* _TO BE DONE_
Transcribe the entries that follow exactly as they appear, minus pictures.

[Collected data]
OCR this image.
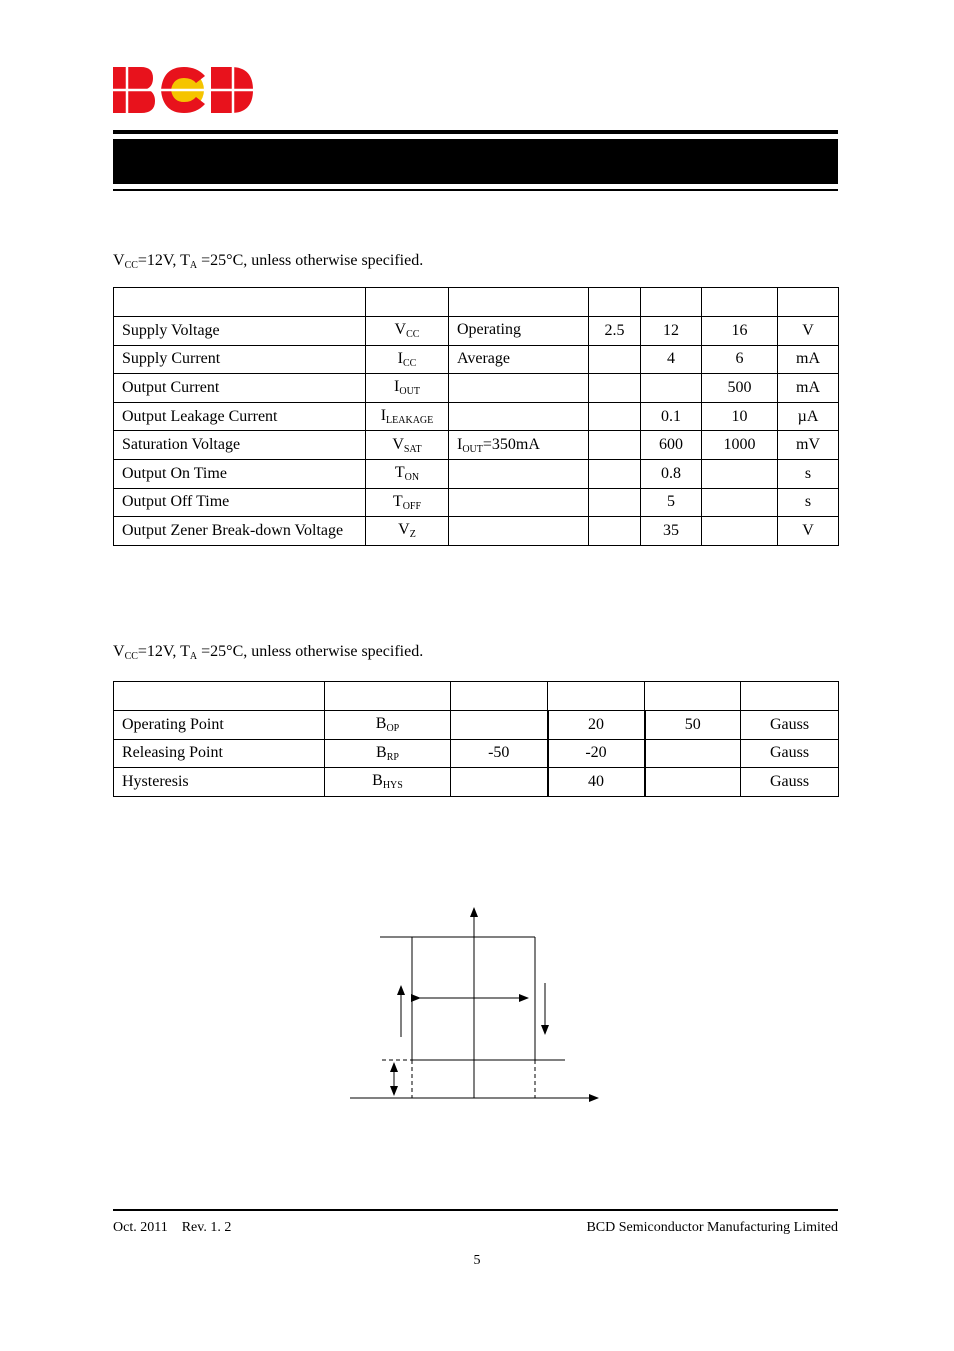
$V_{CC}=12V$, $T_A =25^\circ C$, unless otherwise specified.

Supply Voltage	$V_{CC}$	Operating	2.5	12	16	V
Supply Current	$I_{CC}$	Average		4	6	mA
Output Current	$I_{OUT}$				500	mA
Output Leakage Current	$I_{LEAKAGE}$			0.1	10	µA
Saturation Voltage	$V_{SAT}$	$I_{OUT}=350mA$		600	1000	mV
Output On Time	$T_{ON}$			0.8		s
Output Off Time	$T_{OFF}$			5		s
Output Zener Break-down Voltage	$V_Z$			35		V
$V_{CC}=12V$, $T_A =25^\circ C$, unless otherwise specified.

Operating Point	$B_{OP}$		20	50	Gauss
Releasing Point	$B_{RP}$	-50	-20		Gauss
Hysteresis	$B_{HYS}$		40		Gauss
Oct. 2011 Rev. 1. 2	BCD Semiconductor Manufacturing Limited
5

* _OUTPUT OF THE TASK_
OCR this image.
$V_{CC}=12V$, $T_A =25^\circ C$, unless otherwise specified.

Supply Voltage	$V_{CC}$	Operating	2.5	12	16	V
Supply Current	$I_{CC}$	Average		4	6	mA
Output Current	$I_{OUT}$				500	mA
Output Leakage Current	$I_{LEAKAGE}$			0.1	10	µA
Saturation Voltage	$V_{SAT}$	$I_{OUT}=350mA$		600	1000	mV
Output On Time	$T_{ON}$			0.8		s
Output Off Time	$T_{OFF}$			5		s
Output Zener Break-down Voltage	$V_Z$			35		V
$V_{CC}=12V$, $T_A =25^\circ C$, unless otherwise specified.

Operating Point	$B_{OP}$		20	50	Gauss
Releasing Point	$B_{RP}$	-50	-20		Gauss
Hysteresis	$B_{HYS}$		40		Gauss
Oct. 2011 Rev. 1. 2	BCD Semiconductor Manufacturing Limited
5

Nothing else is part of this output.